JOB:
Search the data for the string "Republicans" and extract every line where it appears.

EXCERPTED RECORDS:
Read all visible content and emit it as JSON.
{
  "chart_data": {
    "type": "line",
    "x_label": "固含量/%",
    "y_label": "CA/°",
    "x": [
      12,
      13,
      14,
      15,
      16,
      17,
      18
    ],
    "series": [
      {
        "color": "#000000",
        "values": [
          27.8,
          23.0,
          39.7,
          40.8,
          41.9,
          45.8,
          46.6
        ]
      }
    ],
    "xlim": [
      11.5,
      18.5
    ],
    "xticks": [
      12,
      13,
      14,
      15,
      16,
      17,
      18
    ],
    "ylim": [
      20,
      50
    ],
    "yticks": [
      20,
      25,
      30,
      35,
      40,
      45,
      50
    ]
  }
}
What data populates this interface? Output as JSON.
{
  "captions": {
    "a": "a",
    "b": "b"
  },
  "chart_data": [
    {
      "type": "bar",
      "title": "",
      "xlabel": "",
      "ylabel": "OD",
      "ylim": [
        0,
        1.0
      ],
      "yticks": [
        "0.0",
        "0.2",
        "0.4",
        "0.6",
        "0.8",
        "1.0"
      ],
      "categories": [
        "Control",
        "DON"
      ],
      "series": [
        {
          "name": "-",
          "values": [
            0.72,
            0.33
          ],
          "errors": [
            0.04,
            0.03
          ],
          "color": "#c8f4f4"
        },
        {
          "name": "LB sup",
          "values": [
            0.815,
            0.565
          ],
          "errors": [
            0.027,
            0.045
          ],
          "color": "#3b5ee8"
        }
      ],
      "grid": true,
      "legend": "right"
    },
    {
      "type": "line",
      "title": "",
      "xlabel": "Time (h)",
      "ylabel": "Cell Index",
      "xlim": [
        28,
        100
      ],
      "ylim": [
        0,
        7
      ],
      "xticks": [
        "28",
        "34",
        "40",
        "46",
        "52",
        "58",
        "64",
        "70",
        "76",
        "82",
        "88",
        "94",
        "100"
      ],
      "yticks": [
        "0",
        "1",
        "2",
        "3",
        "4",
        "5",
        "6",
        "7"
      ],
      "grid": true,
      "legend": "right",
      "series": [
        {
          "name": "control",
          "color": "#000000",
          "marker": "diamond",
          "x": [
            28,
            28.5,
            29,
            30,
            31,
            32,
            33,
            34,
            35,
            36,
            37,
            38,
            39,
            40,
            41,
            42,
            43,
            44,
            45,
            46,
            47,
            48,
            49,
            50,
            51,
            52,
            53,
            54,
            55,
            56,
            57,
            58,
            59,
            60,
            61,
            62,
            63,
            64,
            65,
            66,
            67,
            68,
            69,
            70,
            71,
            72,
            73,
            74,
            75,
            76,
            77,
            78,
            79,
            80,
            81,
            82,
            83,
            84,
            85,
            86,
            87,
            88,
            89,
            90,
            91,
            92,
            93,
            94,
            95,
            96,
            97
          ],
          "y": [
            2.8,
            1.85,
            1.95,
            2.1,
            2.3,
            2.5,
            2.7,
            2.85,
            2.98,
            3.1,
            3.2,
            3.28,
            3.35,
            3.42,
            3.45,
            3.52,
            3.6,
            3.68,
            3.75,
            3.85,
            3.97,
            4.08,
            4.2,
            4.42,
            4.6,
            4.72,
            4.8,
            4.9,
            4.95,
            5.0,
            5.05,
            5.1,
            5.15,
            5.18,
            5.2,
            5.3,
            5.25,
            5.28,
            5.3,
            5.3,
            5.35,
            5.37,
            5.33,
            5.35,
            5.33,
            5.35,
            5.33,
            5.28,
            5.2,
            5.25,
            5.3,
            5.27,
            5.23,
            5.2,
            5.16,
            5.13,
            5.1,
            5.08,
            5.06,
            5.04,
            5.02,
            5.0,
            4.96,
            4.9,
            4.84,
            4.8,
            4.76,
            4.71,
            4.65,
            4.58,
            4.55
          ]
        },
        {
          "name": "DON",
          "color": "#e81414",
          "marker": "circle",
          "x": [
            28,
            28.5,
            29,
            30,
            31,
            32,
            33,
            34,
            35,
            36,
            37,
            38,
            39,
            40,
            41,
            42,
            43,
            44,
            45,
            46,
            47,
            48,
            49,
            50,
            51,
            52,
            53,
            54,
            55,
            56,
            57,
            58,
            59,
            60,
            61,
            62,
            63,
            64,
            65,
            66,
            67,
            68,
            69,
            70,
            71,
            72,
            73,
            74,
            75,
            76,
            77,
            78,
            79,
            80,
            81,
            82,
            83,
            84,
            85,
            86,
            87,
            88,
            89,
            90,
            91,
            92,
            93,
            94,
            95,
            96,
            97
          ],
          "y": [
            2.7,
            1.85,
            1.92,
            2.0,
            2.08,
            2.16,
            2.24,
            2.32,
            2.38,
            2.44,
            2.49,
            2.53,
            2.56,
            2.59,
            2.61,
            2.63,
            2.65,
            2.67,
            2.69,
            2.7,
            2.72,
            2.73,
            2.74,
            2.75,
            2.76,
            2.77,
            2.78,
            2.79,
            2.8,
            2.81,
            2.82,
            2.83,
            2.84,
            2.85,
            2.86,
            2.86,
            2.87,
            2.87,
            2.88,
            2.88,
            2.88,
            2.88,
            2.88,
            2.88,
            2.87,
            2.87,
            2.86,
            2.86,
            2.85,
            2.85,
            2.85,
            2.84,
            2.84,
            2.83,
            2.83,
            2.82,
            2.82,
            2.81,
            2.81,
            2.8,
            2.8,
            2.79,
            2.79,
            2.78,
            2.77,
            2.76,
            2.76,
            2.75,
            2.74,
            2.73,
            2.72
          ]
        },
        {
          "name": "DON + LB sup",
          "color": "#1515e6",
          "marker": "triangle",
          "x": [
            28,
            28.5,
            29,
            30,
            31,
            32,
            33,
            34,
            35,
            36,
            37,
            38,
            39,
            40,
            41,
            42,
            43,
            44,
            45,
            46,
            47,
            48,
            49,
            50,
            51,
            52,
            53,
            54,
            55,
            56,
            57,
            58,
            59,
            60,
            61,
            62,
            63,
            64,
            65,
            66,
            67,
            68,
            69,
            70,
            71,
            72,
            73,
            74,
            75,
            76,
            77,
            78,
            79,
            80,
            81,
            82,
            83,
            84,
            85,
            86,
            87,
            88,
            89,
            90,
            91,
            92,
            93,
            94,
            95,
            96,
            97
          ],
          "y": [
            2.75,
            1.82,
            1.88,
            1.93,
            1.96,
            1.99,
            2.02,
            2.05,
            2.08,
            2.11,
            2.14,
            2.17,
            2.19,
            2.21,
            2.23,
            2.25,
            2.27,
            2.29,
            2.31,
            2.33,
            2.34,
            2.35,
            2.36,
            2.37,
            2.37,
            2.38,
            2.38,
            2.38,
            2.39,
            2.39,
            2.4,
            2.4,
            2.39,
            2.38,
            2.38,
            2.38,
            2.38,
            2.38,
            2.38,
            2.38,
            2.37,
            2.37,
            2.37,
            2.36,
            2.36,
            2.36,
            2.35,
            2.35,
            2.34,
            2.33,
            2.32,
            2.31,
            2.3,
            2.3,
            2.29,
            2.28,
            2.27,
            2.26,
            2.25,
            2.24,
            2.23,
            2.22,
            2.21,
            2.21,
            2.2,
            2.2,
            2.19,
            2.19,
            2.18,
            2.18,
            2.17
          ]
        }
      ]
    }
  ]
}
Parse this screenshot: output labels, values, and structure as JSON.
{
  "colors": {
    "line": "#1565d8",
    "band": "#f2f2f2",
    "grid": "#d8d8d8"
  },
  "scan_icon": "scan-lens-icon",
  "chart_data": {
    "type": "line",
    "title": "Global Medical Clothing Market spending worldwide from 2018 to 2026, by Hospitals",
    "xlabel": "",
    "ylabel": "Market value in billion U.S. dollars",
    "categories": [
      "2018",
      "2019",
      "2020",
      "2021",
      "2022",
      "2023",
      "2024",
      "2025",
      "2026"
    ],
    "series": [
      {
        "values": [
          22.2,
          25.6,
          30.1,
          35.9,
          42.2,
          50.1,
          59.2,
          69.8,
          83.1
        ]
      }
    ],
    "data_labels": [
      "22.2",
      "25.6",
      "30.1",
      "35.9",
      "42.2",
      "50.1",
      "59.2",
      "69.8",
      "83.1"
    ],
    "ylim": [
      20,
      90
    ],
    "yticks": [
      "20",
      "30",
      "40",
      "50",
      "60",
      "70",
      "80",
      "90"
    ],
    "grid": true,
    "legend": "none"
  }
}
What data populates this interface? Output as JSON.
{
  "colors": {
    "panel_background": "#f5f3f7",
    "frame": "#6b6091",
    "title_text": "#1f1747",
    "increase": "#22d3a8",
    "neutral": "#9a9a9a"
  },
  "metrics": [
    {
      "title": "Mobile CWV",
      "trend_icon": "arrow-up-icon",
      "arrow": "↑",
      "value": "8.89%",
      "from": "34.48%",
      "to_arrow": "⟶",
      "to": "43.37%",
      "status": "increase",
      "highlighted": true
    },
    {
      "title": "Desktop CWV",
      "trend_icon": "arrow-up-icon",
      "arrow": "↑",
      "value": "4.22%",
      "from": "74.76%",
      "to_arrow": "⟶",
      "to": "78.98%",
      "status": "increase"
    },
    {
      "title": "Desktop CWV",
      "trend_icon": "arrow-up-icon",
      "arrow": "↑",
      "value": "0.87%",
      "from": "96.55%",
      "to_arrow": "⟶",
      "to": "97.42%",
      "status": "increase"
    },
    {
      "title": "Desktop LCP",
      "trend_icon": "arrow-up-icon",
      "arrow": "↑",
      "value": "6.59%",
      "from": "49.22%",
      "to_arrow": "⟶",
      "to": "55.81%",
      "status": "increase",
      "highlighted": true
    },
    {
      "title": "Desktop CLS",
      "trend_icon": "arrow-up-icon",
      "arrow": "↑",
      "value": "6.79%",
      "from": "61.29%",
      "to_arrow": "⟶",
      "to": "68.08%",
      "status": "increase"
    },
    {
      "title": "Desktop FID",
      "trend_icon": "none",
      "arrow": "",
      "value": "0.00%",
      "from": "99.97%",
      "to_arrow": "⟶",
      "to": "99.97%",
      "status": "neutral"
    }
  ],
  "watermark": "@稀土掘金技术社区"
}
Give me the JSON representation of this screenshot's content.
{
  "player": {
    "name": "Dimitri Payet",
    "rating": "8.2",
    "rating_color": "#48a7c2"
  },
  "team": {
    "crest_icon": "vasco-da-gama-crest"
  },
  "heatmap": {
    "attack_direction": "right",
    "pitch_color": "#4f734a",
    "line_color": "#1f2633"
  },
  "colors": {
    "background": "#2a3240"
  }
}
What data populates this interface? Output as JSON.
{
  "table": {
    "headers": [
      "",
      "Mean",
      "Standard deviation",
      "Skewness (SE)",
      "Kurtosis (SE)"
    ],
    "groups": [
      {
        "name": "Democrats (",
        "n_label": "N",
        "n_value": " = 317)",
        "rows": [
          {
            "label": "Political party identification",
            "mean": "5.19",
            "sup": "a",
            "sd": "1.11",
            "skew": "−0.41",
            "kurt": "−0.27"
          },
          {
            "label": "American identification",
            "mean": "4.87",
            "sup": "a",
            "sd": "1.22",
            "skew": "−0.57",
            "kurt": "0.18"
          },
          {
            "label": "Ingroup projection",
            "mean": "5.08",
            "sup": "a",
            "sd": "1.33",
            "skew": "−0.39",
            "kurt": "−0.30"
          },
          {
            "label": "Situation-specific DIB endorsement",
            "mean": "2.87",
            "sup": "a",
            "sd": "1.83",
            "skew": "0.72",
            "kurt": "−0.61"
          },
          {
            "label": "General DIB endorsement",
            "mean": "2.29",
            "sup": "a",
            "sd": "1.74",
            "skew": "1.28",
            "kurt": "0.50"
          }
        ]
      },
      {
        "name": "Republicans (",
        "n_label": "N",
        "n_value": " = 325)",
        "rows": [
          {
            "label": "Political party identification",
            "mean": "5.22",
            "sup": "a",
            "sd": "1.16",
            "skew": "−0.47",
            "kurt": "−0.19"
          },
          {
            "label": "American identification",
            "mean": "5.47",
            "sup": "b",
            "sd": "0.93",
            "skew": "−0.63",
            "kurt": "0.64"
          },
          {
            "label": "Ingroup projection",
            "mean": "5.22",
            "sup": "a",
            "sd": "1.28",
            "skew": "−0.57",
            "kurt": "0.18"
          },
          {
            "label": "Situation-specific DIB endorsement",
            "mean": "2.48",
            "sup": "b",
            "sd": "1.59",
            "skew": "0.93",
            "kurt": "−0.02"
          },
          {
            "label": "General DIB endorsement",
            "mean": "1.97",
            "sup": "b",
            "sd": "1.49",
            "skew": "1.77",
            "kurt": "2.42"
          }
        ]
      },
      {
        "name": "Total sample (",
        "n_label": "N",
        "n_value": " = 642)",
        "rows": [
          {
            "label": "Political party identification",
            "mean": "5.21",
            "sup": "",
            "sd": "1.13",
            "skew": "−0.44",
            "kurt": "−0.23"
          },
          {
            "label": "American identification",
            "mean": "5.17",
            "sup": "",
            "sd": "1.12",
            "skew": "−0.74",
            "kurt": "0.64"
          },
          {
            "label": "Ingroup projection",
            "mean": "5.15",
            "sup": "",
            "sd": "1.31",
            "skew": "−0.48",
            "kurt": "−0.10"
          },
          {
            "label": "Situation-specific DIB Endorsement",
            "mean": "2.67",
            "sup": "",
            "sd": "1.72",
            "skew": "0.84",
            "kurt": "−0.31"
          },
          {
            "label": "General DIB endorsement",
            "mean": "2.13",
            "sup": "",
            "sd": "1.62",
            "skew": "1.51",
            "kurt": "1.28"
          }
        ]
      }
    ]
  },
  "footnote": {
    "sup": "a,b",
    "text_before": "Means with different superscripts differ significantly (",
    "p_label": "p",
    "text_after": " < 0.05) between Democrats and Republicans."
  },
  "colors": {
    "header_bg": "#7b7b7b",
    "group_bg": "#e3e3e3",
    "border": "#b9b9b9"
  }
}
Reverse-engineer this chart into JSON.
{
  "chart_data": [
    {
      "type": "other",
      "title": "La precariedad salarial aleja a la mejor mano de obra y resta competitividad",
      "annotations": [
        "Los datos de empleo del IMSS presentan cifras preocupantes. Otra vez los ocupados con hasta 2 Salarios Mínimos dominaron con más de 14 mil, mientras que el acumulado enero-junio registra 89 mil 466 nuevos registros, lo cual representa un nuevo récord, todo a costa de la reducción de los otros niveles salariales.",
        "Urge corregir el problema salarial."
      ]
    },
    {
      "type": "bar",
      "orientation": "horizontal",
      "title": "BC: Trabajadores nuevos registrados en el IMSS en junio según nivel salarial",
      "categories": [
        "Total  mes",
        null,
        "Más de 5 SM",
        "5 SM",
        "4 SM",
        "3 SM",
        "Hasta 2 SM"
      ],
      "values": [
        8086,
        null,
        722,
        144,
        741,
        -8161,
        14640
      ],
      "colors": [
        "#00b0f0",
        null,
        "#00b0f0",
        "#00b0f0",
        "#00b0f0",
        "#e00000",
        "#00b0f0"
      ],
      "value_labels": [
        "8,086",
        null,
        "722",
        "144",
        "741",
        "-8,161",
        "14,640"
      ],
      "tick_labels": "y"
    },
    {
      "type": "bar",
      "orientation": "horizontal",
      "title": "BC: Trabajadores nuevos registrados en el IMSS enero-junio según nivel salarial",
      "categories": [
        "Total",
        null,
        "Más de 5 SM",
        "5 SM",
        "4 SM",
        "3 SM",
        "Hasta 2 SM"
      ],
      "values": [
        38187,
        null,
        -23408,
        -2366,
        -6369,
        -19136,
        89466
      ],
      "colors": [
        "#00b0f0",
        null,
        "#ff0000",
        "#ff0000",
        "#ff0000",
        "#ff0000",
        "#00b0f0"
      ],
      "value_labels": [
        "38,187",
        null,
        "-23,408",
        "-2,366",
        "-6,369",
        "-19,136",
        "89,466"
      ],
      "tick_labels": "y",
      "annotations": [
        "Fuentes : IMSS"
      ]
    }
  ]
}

THE REPLY:
        "name": "Republicans (",
    "text_after": " < 0.05) between Democrats and Republicans."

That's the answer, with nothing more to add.